■ Work to complete:
List every line in this data where the string "отношений" occurs.

■ Dataset content:
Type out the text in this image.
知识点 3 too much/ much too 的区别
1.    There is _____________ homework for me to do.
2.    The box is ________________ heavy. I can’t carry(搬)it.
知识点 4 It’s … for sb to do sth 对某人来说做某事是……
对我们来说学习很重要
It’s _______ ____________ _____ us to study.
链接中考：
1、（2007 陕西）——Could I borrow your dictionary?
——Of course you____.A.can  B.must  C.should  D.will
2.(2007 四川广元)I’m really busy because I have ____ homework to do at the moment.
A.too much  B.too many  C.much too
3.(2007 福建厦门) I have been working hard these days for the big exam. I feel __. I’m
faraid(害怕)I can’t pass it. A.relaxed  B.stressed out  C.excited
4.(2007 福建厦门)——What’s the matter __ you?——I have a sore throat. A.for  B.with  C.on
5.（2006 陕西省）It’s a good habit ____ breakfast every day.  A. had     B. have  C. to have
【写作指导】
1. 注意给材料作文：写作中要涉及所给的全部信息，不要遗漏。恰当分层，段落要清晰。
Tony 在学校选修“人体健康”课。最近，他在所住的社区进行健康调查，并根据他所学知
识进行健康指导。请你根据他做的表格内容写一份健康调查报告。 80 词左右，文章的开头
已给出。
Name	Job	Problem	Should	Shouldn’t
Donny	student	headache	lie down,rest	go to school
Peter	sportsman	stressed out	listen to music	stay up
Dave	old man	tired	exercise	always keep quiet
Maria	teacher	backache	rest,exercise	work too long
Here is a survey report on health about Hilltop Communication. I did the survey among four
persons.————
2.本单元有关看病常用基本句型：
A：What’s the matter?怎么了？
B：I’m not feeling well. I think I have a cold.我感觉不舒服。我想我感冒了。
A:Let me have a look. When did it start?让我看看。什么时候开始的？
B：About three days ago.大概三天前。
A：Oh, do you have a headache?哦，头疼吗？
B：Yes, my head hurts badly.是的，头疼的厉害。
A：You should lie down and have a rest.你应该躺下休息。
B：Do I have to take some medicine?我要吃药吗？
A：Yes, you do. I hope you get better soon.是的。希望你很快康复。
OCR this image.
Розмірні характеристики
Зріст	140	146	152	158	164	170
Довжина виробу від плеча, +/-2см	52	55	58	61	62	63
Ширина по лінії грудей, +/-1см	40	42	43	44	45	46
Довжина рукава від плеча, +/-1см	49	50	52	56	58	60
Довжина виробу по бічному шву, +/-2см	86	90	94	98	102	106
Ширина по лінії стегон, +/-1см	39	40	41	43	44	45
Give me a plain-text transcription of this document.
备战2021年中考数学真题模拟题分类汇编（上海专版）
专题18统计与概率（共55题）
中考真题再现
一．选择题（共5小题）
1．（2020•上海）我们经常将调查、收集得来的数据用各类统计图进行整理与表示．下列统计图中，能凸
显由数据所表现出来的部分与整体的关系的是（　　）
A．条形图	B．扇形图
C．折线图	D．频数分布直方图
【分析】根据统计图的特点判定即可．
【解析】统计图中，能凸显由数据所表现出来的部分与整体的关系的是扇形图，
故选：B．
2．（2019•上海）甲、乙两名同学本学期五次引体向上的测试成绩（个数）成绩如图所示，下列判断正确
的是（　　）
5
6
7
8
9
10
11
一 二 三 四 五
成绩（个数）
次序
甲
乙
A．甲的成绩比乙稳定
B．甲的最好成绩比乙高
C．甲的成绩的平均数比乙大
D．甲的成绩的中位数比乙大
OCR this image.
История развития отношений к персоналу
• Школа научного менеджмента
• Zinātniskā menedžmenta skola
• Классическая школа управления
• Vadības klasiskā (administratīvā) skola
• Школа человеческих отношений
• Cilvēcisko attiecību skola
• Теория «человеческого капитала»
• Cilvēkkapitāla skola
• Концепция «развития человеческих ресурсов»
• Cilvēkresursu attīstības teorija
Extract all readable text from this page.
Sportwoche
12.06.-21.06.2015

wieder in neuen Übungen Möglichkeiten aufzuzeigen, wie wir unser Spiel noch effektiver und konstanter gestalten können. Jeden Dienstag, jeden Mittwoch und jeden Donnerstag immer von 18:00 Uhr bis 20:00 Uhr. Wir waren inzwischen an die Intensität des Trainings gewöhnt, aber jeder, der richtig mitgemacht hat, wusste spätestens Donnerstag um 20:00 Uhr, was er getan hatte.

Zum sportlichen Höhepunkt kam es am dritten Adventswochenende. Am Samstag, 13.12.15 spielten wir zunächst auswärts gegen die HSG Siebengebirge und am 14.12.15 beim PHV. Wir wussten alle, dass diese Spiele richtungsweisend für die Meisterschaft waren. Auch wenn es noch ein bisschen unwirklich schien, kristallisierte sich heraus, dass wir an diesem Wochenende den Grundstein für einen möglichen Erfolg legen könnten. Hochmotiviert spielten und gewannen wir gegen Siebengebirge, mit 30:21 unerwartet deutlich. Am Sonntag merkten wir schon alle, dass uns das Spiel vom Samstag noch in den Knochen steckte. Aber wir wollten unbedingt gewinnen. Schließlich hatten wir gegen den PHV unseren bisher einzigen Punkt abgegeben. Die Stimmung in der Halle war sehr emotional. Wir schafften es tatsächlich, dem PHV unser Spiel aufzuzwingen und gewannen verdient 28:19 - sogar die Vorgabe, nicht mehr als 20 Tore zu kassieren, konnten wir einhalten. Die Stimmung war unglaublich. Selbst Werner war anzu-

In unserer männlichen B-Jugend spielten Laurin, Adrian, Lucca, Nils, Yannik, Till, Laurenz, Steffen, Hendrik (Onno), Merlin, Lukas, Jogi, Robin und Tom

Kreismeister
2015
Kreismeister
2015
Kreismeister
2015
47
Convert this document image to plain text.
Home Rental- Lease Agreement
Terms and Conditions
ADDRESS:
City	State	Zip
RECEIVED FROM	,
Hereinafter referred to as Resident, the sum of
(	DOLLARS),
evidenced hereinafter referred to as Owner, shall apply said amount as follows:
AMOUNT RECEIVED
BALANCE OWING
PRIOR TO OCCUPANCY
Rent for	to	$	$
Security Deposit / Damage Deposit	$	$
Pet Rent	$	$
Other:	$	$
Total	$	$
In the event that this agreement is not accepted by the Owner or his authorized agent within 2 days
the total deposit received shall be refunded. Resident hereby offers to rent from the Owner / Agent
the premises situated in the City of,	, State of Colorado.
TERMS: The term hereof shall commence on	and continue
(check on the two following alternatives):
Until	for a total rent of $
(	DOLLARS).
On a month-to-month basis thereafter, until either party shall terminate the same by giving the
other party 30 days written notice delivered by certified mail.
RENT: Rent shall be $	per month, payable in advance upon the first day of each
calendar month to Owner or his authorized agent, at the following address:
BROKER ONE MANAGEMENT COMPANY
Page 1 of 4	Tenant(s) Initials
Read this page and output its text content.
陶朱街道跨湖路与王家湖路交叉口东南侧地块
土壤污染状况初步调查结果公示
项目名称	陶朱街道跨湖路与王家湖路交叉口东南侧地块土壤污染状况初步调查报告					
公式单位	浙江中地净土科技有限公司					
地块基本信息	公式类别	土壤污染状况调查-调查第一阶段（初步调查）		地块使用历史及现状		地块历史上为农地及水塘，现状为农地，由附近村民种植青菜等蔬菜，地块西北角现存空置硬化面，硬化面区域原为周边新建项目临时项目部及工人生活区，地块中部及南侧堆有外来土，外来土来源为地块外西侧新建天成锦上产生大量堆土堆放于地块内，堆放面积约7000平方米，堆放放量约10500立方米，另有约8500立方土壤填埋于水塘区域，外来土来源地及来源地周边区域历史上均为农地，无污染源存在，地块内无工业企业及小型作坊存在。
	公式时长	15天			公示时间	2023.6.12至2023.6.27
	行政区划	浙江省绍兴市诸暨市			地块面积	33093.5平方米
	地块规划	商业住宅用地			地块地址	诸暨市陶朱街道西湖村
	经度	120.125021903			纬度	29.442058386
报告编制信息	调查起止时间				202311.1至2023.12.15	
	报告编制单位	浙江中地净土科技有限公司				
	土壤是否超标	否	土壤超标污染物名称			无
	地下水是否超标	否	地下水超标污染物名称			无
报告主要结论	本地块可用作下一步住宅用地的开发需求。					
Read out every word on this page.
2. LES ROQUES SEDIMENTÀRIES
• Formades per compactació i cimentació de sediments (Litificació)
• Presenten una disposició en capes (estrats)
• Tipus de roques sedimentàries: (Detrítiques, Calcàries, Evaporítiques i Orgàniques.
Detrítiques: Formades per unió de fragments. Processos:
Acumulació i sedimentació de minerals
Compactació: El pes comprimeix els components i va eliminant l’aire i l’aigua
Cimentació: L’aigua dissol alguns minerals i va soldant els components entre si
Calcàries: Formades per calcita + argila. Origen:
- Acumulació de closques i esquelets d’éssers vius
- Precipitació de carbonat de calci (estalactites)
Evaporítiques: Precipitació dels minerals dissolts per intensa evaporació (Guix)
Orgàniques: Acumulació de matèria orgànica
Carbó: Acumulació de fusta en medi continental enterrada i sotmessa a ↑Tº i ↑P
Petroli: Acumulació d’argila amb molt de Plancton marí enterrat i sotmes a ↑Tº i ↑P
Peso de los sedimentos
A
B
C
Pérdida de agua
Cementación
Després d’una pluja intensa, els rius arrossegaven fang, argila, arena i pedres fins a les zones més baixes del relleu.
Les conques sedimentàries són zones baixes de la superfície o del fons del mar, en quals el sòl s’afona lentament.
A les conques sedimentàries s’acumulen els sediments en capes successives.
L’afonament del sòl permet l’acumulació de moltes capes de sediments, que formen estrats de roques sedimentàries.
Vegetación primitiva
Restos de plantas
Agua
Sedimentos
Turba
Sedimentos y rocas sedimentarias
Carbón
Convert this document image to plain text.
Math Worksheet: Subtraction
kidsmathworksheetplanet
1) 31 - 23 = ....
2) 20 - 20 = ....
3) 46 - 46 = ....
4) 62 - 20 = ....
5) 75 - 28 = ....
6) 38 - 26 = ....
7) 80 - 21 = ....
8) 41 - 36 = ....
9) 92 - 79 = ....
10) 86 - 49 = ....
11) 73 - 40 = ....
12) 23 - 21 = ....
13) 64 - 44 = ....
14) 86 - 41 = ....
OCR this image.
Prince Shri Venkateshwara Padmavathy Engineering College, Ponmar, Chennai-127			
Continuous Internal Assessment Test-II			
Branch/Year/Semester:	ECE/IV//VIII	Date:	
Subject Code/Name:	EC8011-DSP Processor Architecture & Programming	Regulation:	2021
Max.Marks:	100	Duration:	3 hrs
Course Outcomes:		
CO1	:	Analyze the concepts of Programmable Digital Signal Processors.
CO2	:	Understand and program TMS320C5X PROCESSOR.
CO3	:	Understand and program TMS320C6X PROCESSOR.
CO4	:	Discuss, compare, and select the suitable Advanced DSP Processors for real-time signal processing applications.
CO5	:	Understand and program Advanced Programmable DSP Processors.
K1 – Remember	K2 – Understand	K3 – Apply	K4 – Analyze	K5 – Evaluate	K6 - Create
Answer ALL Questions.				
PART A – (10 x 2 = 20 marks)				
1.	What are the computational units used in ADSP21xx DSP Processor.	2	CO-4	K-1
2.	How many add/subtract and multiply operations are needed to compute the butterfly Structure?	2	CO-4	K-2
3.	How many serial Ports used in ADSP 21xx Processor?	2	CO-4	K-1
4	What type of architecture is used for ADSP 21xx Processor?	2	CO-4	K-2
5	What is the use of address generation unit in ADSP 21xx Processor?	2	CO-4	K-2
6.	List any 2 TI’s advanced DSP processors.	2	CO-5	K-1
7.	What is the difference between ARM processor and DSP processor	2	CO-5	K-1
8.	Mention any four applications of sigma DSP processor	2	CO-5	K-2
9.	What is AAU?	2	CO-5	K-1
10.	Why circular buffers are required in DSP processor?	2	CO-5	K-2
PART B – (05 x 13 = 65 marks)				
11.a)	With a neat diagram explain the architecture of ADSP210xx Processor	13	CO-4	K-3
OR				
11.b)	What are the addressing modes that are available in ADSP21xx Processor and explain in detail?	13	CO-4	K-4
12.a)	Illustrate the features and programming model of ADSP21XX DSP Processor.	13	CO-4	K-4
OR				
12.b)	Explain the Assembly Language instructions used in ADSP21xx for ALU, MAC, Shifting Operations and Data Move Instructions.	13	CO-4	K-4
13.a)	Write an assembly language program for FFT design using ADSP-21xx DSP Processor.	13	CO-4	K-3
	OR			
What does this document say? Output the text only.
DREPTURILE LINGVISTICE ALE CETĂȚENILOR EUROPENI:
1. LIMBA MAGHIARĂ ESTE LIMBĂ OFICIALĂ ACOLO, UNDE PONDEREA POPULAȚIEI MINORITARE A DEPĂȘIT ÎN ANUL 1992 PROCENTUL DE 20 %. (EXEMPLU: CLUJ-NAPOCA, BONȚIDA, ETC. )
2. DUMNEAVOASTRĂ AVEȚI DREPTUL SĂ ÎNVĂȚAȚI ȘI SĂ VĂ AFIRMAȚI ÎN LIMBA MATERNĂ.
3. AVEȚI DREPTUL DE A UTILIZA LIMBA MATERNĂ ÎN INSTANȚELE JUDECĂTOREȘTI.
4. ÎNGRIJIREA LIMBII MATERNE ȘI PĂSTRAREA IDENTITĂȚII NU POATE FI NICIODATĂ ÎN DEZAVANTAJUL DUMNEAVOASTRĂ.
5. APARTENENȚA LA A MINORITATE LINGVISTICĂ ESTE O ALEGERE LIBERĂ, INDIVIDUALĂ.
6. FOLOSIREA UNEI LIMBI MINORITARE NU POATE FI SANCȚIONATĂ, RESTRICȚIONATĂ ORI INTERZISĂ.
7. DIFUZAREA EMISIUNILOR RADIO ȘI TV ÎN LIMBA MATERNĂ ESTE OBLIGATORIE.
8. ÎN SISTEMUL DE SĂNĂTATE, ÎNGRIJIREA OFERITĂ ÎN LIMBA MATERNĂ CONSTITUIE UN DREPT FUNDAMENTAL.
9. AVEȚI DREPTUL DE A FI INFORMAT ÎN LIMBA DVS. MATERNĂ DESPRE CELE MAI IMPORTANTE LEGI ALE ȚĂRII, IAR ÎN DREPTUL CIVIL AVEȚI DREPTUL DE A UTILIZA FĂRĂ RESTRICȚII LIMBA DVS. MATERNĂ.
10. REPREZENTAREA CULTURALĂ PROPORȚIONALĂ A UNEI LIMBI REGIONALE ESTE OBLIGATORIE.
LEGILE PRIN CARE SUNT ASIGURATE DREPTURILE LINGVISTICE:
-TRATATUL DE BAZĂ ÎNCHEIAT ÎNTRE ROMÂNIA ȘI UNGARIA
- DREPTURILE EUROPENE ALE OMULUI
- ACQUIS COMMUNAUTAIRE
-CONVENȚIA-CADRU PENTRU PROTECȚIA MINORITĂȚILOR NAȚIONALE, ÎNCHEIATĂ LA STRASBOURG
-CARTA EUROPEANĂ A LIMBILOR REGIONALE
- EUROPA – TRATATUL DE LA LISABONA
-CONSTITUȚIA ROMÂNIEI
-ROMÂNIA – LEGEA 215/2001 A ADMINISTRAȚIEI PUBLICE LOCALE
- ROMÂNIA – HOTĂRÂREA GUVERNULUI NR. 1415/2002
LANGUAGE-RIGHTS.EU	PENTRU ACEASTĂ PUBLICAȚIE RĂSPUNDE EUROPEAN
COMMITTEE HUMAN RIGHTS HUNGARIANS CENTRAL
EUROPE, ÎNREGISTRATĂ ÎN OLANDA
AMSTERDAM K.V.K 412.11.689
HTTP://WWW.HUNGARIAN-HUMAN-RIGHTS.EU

■ Expected output:
История развития отношений к персоналу
• Школа человеческих отношений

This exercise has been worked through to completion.